Description of the task -> Pictures aside, write out every record exactly as it appears.

Raw records ->

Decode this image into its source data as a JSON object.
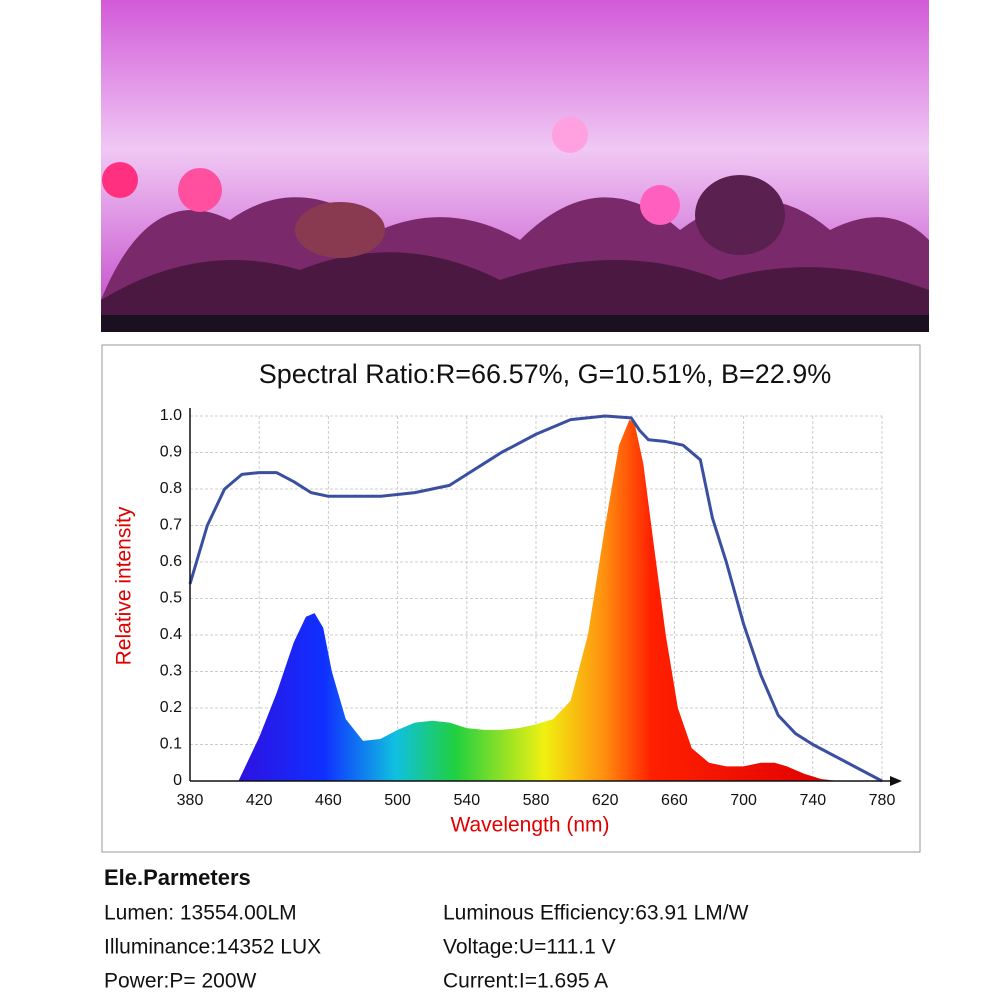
{
  "chart_data": {
    "type": "spectrum",
    "title": "Spectral Ratio:R=66.57%, G=10.51%, B=22.9%",
    "x_label": "Wavelength (nm)",
    "y_label": "Relative intensity",
    "xlim": [
      380,
      780
    ],
    "xticks": [
      380,
      420,
      460,
      500,
      540,
      580,
      620,
      660,
      700,
      740,
      780
    ],
    "ylim": [
      0,
      1
    ],
    "yticks": [
      0,
      0.1,
      0.2,
      0.3,
      0.4,
      0.5,
      0.6,
      0.7,
      0.8,
      0.9,
      {
        "value": 1,
        "label": "1.0"
      }
    ],
    "grid": true,
    "series": [
      {
        "kind": "area",
        "color": "spectral",
        "x": [
          408,
          420,
          430,
          440,
          447,
          452,
          457,
          462,
          470,
          480,
          490,
          500,
          510,
          520,
          530,
          540,
          550,
          560,
          570,
          580,
          590,
          600,
          610,
          620,
          628,
          634,
          637,
          642,
          648,
          655,
          662,
          670,
          680,
          690,
          700,
          710,
          718,
          725,
          735,
          745,
          755
        ],
        "values": [
          0,
          0.12,
          0.24,
          0.38,
          0.45,
          0.46,
          0.42,
          0.3,
          0.17,
          0.11,
          0.115,
          0.14,
          0.16,
          0.165,
          0.16,
          0.145,
          0.14,
          0.14,
          0.145,
          0.155,
          0.17,
          0.22,
          0.4,
          0.7,
          0.92,
          0.99,
          0.98,
          0.87,
          0.65,
          0.4,
          0.2,
          0.09,
          0.05,
          0.04,
          0.04,
          0.05,
          0.05,
          0.04,
          0.02,
          0.005,
          0
        ]
      },
      {
        "kind": "line",
        "color": "#3a4fa0",
        "x": [
          380,
          390,
          400,
          410,
          420,
          430,
          440,
          450,
          460,
          470,
          490,
          510,
          530,
          540,
          550,
          560,
          580,
          600,
          620,
          635,
          640,
          645,
          655,
          665,
          675,
          682,
          690,
          700,
          710,
          720,
          730,
          740,
          760,
          780
        ],
        "values": [
          0.54,
          0.7,
          0.8,
          0.84,
          0.845,
          0.845,
          0.82,
          0.79,
          0.78,
          0.78,
          0.78,
          0.79,
          0.81,
          0.84,
          0.87,
          0.9,
          0.95,
          0.99,
          1.0,
          0.995,
          0.96,
          0.935,
          0.93,
          0.92,
          0.88,
          0.72,
          0.6,
          0.43,
          0.29,
          0.18,
          0.13,
          0.1,
          0.05,
          0
        ]
      }
    ]
  },
  "parameters": {
    "heading": "Ele.Parmeters",
    "rows": [
      [
        "Lumen: 13554.00LM",
        "Luminous Efficiency:63.91 LM/W"
      ],
      [
        "Illuminance:14352 LUX",
        "Voltage:U=111.1 V"
      ],
      [
        "Power:P= 200W",
        "Current:I=1.695 A"
      ]
    ]
  }
}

Worked solution ->
Decode this image into its source data as a JSON object.
{
  "chart_data": {
    "type": "spectrum",
    "title": "Spectral Ratio:R=66.57%, G=10.51%, B=22.9%",
    "x_label": "Wavelength (nm)",
    "y_label": "Relative intensity",
    "xlim": [
      380,
      780
    ],
    "xticks": [
      380,
      420,
      460,
      500,
      540,
      580,
      620,
      660,
      700,
      740,
      780
    ],
    "ylim": [
      0,
      1
    ],
    "yticks": [
      0,
      0.1,
      0.2,
      0.3,
      0.4,
      0.5,
      0.6,
      0.7,
      0.8,
      0.9,
      {
        "value": 1,
        "label": "1.0"
      }
    ],
    "grid": true,
    "series": [
      {
        "kind": "area",
        "color": "spectral",
        "x": [
          408,
          420,
          430,
          440,
          447,
          452,
          457,
          462,
          470,
          480,
          490,
          500,
          510,
          520,
          530,
          540,
          550,
          560,
          570,
          580,
          590,
          600,
          610,
          620,
          628,
          634,
          637,
          642,
          648,
          655,
          662,
          670,
          680,
          690,
          700,
          710,
          718,
          725,
          735,
          745,
          755
        ],
        "values": [
          0,
          0.12,
          0.24,
          0.38,
          0.45,
          0.46,
          0.42,
          0.3,
          0.17,
          0.11,
          0.115,
          0.14,
          0.16,
          0.165,
          0.16,
          0.145,
          0.14,
          0.14,
          0.145,
          0.155,
          0.17,
          0.22,
          0.4,
          0.7,
          0.92,
          0.99,
          0.98,
          0.87,
          0.65,
          0.4,
          0.2,
          0.09,
          0.05,
          0.04,
          0.04,
          0.05,
          0.05,
          0.04,
          0.02,
          0.005,
          0
        ]
      },
      {
        "kind": "line",
        "color": "#3a4fa0",
        "x": [
          380,
          390,
          400,
          410,
          420,
          430,
          440,
          450,
          460,
          470,
          490,
          510,
          530,
          540,
          550,
          560,
          580,
          600,
          620,
          635,
          640,
          645,
          655,
          665,
          675,
          682,
          690,
          700,
          710,
          720,
          730,
          740,
          760,
          780
        ],
        "values": [
          0.54,
          0.7,
          0.8,
          0.84,
          0.845,
          0.845,
          0.82,
          0.79,
          0.78,
          0.78,
          0.78,
          0.79,
          0.81,
          0.84,
          0.87,
          0.9,
          0.95,
          0.99,
          1.0,
          0.995,
          0.96,
          0.935,
          0.93,
          0.92,
          0.88,
          0.72,
          0.6,
          0.43,
          0.29,
          0.18,
          0.13,
          0.1,
          0.05,
          0
        ]
      }
    ]
  },
  "parameters": {
    "heading": "Ele.Parmeters",
    "rows": [
      [
        "Lumen: 13554.00LM",
        "Luminous Efficiency:63.91 LM/W"
      ],
      [
        "Illuminance:14352 LUX",
        "Voltage:U=111.1 V"
      ],
      [
        "Power:P= 200W",
        "Current:I=1.695 A"
      ]
    ]
  }
}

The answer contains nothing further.